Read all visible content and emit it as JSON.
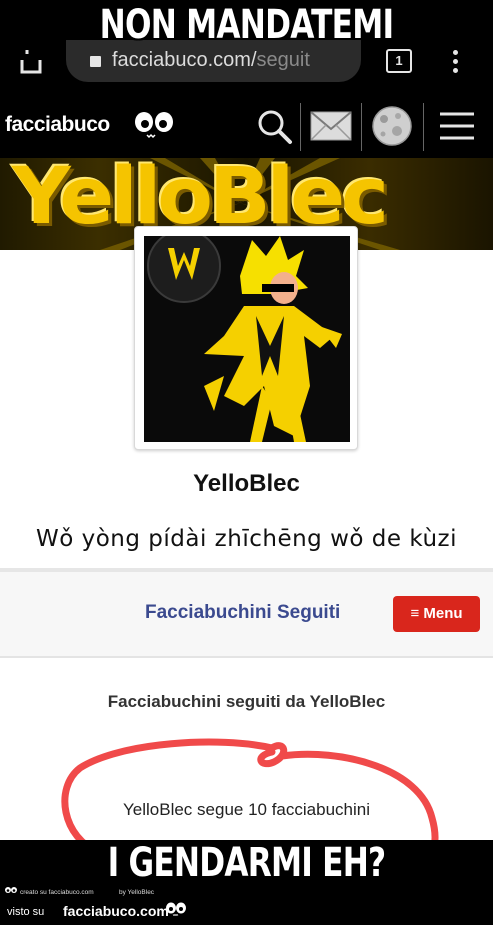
{
  "meme": {
    "top_caption": "NON MANDATEMI",
    "bottom_caption": "I GENDARMI EH?"
  },
  "browser": {
    "url_main": "facciabuco.com/",
    "url_faded": "seguit",
    "tabs_count": "1"
  },
  "site_header": {
    "logo": "facciabuco"
  },
  "banner": {
    "title": "YelloBlec"
  },
  "profile": {
    "name": "YelloBlec",
    "bio": "Wǒ yòng pídài zhīchēng wǒ de kùzi"
  },
  "nav": {
    "title": "Facciabuchini Seguiti",
    "menu_label": "≡ Menu"
  },
  "following": {
    "heading": "Facciabuchini seguiti da YelloBlec",
    "count_text": "YelloBlec segue 10 facciabuchini"
  },
  "watermark": {
    "created": "creato su facciabuco.com",
    "by": "by YelloBlec",
    "visto": "visto su",
    "site": "facciabuco.com"
  },
  "colors": {
    "menu_button": "#d9261c",
    "nav_title": "#3b4a8f",
    "banner_yellow": "#f5c400",
    "scribble_red": "#f04a4a"
  }
}
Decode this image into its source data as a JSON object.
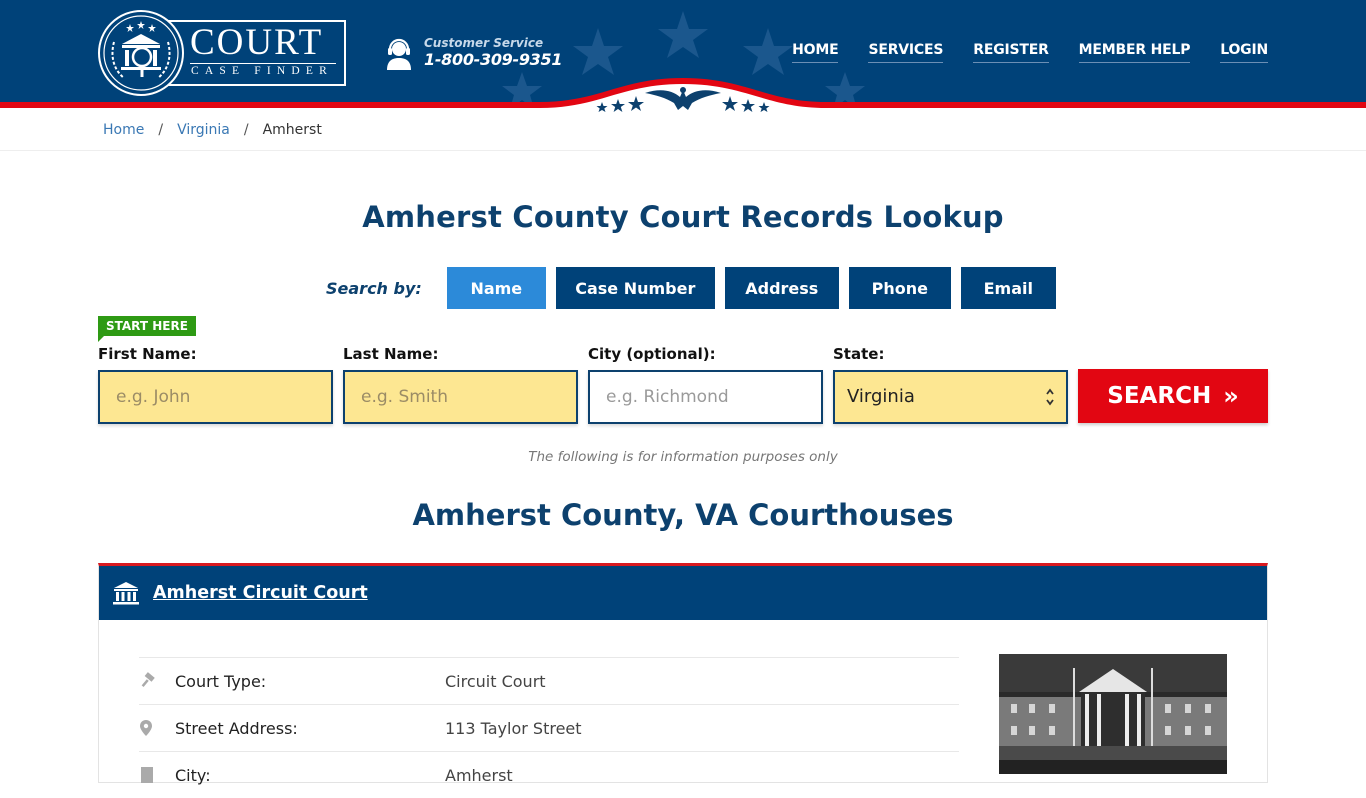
{
  "header": {
    "logo": {
      "title": "COURT",
      "subtitle": "CASE FINDER"
    },
    "customer_service": {
      "label": "Customer Service",
      "phone": "1-800-309-9351"
    },
    "nav": [
      {
        "label": "HOME"
      },
      {
        "label": "SERVICES"
      },
      {
        "label": "REGISTER"
      },
      {
        "label": "MEMBER HELP"
      },
      {
        "label": "LOGIN"
      }
    ]
  },
  "breadcrumb": {
    "items": [
      {
        "label": "Home"
      },
      {
        "label": "Virginia"
      },
      {
        "label": "Amherst"
      }
    ],
    "separator": "/"
  },
  "main": {
    "title": "Amherst County Court Records Lookup",
    "search_by": {
      "label": "Search by:",
      "tabs": [
        {
          "label": "Name",
          "active": true
        },
        {
          "label": "Case Number",
          "active": false
        },
        {
          "label": "Address",
          "active": false
        },
        {
          "label": "Phone",
          "active": false
        },
        {
          "label": "Email",
          "active": false
        }
      ]
    },
    "form": {
      "start_here": "START HERE",
      "first_name": {
        "label": "First Name:",
        "placeholder": "e.g. John",
        "value": ""
      },
      "last_name": {
        "label": "Last Name:",
        "placeholder": "e.g. Smith",
        "value": ""
      },
      "city": {
        "label": "City (optional):",
        "placeholder": "e.g.  Richmond",
        "value": ""
      },
      "state": {
        "label": "State:",
        "selected": "Virginia"
      },
      "search_button": "SEARCH",
      "search_button_icon": "»"
    },
    "disclaimer": "The following is for information purposes only",
    "courthouses_title": "Amherst County, VA Courthouses",
    "courts": [
      {
        "name": "Amherst Circuit Court",
        "details": [
          {
            "icon": "gavel-icon",
            "key": "Court Type:",
            "value": "Circuit Court"
          },
          {
            "icon": "map-pin-icon",
            "key": "Street Address:",
            "value": "113 Taylor Street"
          },
          {
            "icon": "building-icon",
            "key": "City:",
            "value": "Amherst"
          }
        ]
      }
    ]
  },
  "colors": {
    "brand_blue": "#004279",
    "active_tab": "#2c8ad9",
    "accent_red": "#e20612",
    "input_yellow": "#fde792",
    "start_green": "#2e9a14",
    "title_blue": "#0d416e"
  }
}
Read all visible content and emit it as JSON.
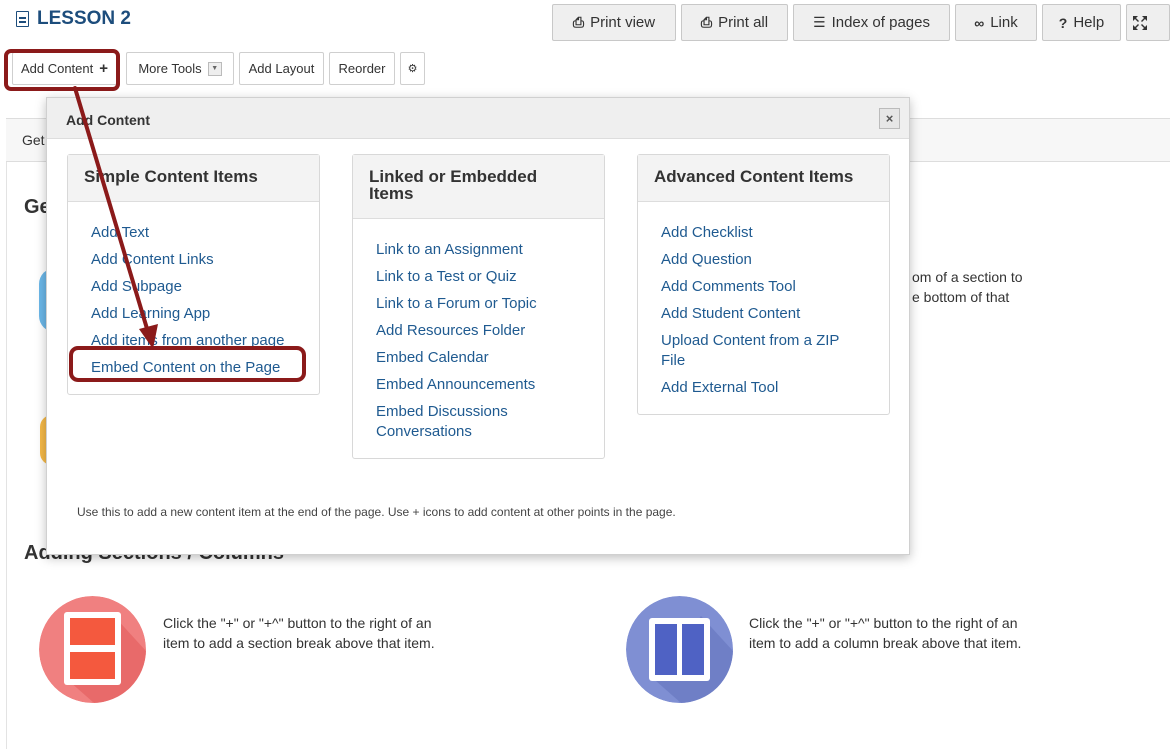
{
  "page": {
    "title": "LESSON 2"
  },
  "top_buttons": {
    "print_view": "Print view",
    "print_all": "Print all",
    "index": "Index of pages",
    "link": "Link",
    "help": "Help"
  },
  "toolbar": {
    "add_content": "Add Content",
    "more_tools": "More Tools",
    "add_layout": "Add Layout",
    "reorder": "Reorder"
  },
  "background": {
    "tab_label": "Get",
    "heading_1": "Ge",
    "right_text_1": "om of a section to",
    "right_text_2": "e bottom of that",
    "heading_2": "Adding Sections / Columns",
    "section_text_1": "Click the \"+\" or \"+^\" button to the right of an",
    "section_text_2": "item to add a section break above that item.",
    "column_text_1": "Click the \"+\" or \"+^\" button to the right of an",
    "column_text_2": "item to add a column break above that item."
  },
  "modal": {
    "title": "Add Content",
    "close": "×",
    "footer": "Use this to add a new content item at the end of the page. Use + icons to add content at other points in the page.",
    "simple": {
      "heading": "Simple Content Items",
      "items": [
        "Add Text",
        "Add Content Links",
        "Add Subpage",
        "Add Learning App",
        "Add items from another page",
        "Embed Content on the Page"
      ]
    },
    "linked": {
      "heading_1": "Linked or Embedded",
      "heading_2": "Items",
      "items": [
        "Link to an Assignment",
        "Link to a Test or Quiz",
        "Link to a Forum or Topic",
        "Add Resources Folder",
        "Embed Calendar",
        "Embed Announcements",
        "Embed Discussions Conversations"
      ]
    },
    "advanced": {
      "heading": "Advanced Content Items",
      "items": [
        "Add Checklist",
        "Add Question",
        "Add Comments Tool",
        "Add Student Content",
        "Upload Content from a ZIP File",
        "Add External Tool"
      ]
    }
  },
  "colors": {
    "title_blue": "#1d4d7c",
    "link_blue": "#1f5a90",
    "highlight_red": "#8b1a1a",
    "section_icon_red": "#f08080",
    "column_icon_blue": "#7f8fd3"
  }
}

★ ★ ★ ★ ★

Task instructions
Pick out each line containing "this" and report it.

Exercise answer
Decode this image into its source data as a JSON object.
    "footer": "Use this to add a new content item at the end of the page. Use + icons to add content at other points in the page.",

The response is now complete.